%%

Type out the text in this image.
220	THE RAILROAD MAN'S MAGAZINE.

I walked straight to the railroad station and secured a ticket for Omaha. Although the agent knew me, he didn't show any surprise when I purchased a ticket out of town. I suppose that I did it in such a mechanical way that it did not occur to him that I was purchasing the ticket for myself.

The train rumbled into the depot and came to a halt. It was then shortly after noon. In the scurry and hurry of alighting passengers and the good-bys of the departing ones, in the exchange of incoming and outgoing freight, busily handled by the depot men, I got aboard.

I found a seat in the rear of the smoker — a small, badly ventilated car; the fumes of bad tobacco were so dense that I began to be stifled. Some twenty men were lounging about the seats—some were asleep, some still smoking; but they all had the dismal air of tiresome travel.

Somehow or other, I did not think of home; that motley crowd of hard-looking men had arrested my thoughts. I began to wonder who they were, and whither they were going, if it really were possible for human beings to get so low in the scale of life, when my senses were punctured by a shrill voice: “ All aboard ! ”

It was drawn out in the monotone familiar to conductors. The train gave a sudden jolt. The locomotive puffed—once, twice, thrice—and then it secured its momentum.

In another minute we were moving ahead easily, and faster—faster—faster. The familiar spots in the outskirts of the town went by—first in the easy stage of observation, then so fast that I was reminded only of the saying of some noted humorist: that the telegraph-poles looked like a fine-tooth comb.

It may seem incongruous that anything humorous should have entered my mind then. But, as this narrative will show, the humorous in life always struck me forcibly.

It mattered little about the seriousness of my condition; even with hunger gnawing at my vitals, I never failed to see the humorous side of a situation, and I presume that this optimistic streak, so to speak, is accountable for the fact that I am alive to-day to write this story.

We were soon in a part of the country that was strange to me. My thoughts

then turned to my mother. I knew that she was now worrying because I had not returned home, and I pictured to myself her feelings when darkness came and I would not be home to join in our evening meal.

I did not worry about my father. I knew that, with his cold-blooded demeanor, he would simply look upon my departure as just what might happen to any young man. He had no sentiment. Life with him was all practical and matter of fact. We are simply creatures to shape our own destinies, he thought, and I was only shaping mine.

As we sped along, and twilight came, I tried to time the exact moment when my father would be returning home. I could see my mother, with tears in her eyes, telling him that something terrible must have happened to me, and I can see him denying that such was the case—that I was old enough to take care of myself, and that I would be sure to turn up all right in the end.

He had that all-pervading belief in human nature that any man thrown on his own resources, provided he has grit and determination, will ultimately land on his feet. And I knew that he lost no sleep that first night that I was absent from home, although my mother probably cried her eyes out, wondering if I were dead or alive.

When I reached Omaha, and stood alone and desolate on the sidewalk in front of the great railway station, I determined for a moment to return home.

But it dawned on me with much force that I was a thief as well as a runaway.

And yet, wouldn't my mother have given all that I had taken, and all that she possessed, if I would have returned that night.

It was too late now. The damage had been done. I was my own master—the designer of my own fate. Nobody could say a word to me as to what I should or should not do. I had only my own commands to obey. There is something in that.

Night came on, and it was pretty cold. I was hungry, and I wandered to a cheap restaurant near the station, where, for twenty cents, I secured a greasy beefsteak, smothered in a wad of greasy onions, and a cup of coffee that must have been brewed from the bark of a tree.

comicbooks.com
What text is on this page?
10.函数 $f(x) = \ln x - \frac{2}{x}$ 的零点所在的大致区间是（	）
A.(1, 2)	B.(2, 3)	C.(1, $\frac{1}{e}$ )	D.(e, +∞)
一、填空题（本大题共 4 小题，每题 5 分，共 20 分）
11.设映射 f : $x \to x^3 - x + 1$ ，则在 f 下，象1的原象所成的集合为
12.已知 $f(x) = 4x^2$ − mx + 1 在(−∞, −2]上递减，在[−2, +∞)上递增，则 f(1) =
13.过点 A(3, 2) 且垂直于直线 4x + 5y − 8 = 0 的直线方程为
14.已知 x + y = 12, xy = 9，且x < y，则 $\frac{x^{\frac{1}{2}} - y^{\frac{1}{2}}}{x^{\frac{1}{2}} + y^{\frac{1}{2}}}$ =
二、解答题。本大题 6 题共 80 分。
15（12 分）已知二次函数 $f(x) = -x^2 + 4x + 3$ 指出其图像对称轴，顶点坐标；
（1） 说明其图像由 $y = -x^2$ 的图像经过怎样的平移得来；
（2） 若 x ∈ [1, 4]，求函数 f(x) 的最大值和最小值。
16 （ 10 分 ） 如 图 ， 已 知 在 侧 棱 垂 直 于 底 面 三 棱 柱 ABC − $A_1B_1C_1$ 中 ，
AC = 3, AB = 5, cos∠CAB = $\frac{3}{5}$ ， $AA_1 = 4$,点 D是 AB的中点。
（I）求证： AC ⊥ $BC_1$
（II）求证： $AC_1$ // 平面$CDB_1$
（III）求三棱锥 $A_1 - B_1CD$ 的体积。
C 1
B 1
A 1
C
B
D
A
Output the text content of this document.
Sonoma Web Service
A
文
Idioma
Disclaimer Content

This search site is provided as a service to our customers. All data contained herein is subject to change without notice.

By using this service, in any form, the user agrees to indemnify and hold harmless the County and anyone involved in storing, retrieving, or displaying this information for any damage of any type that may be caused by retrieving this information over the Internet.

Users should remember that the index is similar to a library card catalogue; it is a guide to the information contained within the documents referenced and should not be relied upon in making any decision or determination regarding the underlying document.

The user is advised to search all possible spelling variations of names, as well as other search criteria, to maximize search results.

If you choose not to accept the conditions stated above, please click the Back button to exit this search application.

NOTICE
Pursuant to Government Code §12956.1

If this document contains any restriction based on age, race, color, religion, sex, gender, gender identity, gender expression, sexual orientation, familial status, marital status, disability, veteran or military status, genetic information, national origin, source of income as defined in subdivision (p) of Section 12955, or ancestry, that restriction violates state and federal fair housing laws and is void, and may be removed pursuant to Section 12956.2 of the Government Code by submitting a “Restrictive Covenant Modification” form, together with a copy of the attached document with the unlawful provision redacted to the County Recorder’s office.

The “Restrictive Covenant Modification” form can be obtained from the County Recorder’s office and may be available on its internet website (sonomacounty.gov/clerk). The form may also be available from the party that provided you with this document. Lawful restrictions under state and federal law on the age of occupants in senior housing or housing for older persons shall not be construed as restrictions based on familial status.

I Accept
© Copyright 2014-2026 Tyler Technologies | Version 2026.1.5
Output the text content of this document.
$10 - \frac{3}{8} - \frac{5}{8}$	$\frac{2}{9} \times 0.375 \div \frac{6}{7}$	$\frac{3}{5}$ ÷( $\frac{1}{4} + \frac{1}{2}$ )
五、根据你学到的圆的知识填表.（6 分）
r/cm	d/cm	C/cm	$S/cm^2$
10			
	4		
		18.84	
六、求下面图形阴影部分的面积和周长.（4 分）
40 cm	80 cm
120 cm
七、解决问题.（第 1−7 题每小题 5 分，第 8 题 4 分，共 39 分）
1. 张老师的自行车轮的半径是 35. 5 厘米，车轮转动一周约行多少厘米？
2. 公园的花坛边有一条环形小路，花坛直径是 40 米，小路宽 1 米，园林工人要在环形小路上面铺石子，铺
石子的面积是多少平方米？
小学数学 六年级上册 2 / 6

%%

§ **What is expected**: Return every line exactly.

§ **Exercise answer**:
Type out the text in this image.
220	THE RAILROAD MAN'S MAGAZINE.

I walked straight to the railroad station and secured a ticket for Omaha. Although the agent knew me, he didn't show any surprise when I purchased a ticket out of town. I suppose that I did it in such a mechanical way that it did not occur to him that I was purchasing the ticket for myself.

The train rumbled into the depot and came to a halt. It was then shortly after noon. In the scurry and hurry of alighting passengers and the good-bys of the departing ones, in the exchange of incoming and outgoing freight, busily handled by the depot men, I got aboard.

I found a seat in the rear of the smoker — a small, badly ventilated car; the fumes of bad tobacco were so dense that I began to be stifled. Some twenty men were lounging about the seats—some were asleep, some still smoking; but they all had the dismal air of tiresome travel.

Somehow or other, I did not think of home; that motley crowd of hard-looking men had arrested my thoughts. I began to wonder who they were, and whither they were going, if it really were possible for human beings to get so low in the scale of life, when my senses were punctured by a shrill voice: “ All aboard ! ”

It was drawn out in the monotone familiar to conductors. The train gave a sudden jolt. The locomotive puffed—once, twice, thrice—and then it secured its momentum.

In another minute we were moving ahead easily, and faster—faster—faster. The familiar spots in the outskirts of the town went by—first in the easy stage of observation, then so fast that I was reminded only of the saying of some noted humorist: that the telegraph-poles looked like a fine-tooth comb.

It may seem incongruous that anything humorous should have entered my mind then. But, as this narrative will show, the humorous in life always struck me forcibly.

It mattered little about the seriousness of my condition; even with hunger gnawing at my vitals, I never failed to see the humorous side of a situation, and I presume that this optimistic streak, so to speak, is accountable for the fact that I am alive to-day to write this story.

We were soon in a part of the country that was strange to me. My thoughts

then turned to my mother. I knew that she was now worrying because I had not returned home, and I pictured to myself her feelings when darkness came and I would not be home to join in our evening meal.

I did not worry about my father. I knew that, with his cold-blooded demeanor, he would simply look upon my departure as just what might happen to any young man. He had no sentiment. Life with him was all practical and matter of fact. We are simply creatures to shape our own destinies, he thought, and I was only shaping mine.

As we sped along, and twilight came, I tried to time the exact moment when my father would be returning home. I could see my mother, with tears in her eyes, telling him that something terrible must have happened to me, and I can see him denying that such was the case—that I was old enough to take care of myself, and that I would be sure to turn up all right in the end.

He had that all-pervading belief in human nature that any man thrown on his own resources, provided he has grit and determination, will ultimately land on his feet. And I knew that he lost no sleep that first night that I was absent from home, although my mother probably cried her eyes out, wondering if I were dead or alive.

When I reached Omaha, and stood alone and desolate on the sidewalk in front of the great railway station, I determined for a moment to return home.

But it dawned on me with much force that I was a thief as well as a runaway.

And yet, wouldn't my mother have given all that I had taken, and all that she possessed, if I would have returned that night.

It was too late now. The damage had been done. I was my own master—the designer of my own fate. Nobody could say a word to me as to what I should or should not do. I had only my own commands to obey. There is something in that.

Night came on, and it was pretty cold. I was hungry, and I wandered to a cheap restaurant near the station, where, for twenty cents, I secured a greasy beefsteak, smothered in a wad of greasy onions, and a cup of coffee that must have been brewed from the bark of a tree.

comicbooks.com
What text is on this page?
10.函数 $f(x) = \ln x - \frac{2}{x}$ 的零点所在的大致区间是（	）
A.(1, 2)	B.(2, 3)	C.(1, $\frac{1}{e}$ )	D.(e, +∞)
一、填空题（本大题共 4 小题，每题 5 分，共 20 分）
11.设映射 f : $x \to x^3 - x + 1$ ，则在 f 下，象1的原象所成的集合为
12.已知 $f(x) = 4x^2$ − mx + 1 在(−∞, −2]上递减，在[−2, +∞)上递增，则 f(1) =
13.过点 A(3, 2) 且垂直于直线 4x + 5y − 8 = 0 的直线方程为
14.已知 x + y = 12, xy = 9，且x < y，则 $\frac{x^{\frac{1}{2}} - y^{\frac{1}{2}}}{x^{\frac{1}{2}} + y^{\frac{1}{2}}}$ =
二、解答题。本大题 6 题共 80 分。
15（12 分）已知二次函数 $f(x) = -x^2 + 4x + 3$ 指出其图像对称轴，顶点坐标；
（1） 说明其图像由 $y = -x^2$ 的图像经过怎样的平移得来；
（2） 若 x ∈ [1, 4]，求函数 f(x) 的最大值和最小值。
16 （ 10 分 ） 如 图 ， 已 知 在 侧 棱 垂 直 于 底 面 三 棱 柱 ABC − $A_1B_1C_1$ 中 ，
AC = 3, AB = 5, cos∠CAB = $\frac{3}{5}$ ， $AA_1 = 4$,点 D是 AB的中点。
（I）求证： AC ⊥ $BC_1$
（II）求证： $AC_1$ // 平面$CDB_1$
（III）求三棱锥 $A_1 - B_1CD$ 的体积。
C 1
B 1
A 1
C
B
D
A
Output the text content of this document.
Sonoma Web Service
A
文
Idioma
Disclaimer Content

This search site is provided as a service to our customers. All data contained herein is subject to change without notice.

By using this service, in any form, the user agrees to indemnify and hold harmless the County and anyone involved in storing, retrieving, or displaying this information for any damage of any type that may be caused by retrieving this information over the Internet.

Users should remember that the index is similar to a library card catalogue; it is a guide to the information contained within the documents referenced and should not be relied upon in making any decision or determination regarding the underlying document.

The user is advised to search all possible spelling variations of names, as well as other search criteria, to maximize search results.

If you choose not to accept the conditions stated above, please click the Back button to exit this search application.

NOTICE
Pursuant to Government Code §12956.1

If this document contains any restriction based on age, race, color, religion, sex, gender, gender identity, gender expression, sexual orientation, familial status, marital status, disability, veteran or military status, genetic information, national origin, source of income as defined in subdivision (p) of Section 12955, or ancestry, that restriction violates state and federal fair housing laws and is void, and may be removed pursuant to Section 12956.2 of the Government Code by submitting a “Restrictive Covenant Modification” form, together with a copy of the attached document with the unlawful provision redacted to the County Recorder’s office.

The “Restrictive Covenant Modification” form can be obtained from the County Recorder’s office and may be available on its internet website (sonomacounty.gov/clerk). The form may also be available from the party that provided you with this document. Lawful restrictions under state and federal law on the age of occupants in senior housing or housing for older persons shall not be construed as restrictions based on familial status.

I Accept
© Copyright 2014-2026 Tyler Technologies | Version 2026.1.5
Output the text content of this document.
$10 - \frac{3}{8} - \frac{5}{8}$	$\frac{2}{9} \times 0.375 \div \frac{6}{7}$	$\frac{3}{5}$ ÷( $\frac{1}{4} + \frac{1}{2}$ )
五、根据你学到的圆的知识填表.（6 分）
r/cm	d/cm	C/cm	$S/cm^2$
10			
	4		
		18.84	
六、求下面图形阴影部分的面积和周长.（4 分）
40 cm	80 cm
120 cm
七、解决问题.（第 1−7 题每小题 5 分，第 8 题 4 分，共 39 分）
1. 张老师的自行车轮的半径是 35. 5 厘米，车轮转动一周约行多少厘米？
2. 公园的花坛边有一条环形小路，花坛直径是 40 米，小路宽 1 米，园林工人要在环形小路上面铺石子，铺
石子的面积是多少平方米？
小学数学 六年级上册 2 / 6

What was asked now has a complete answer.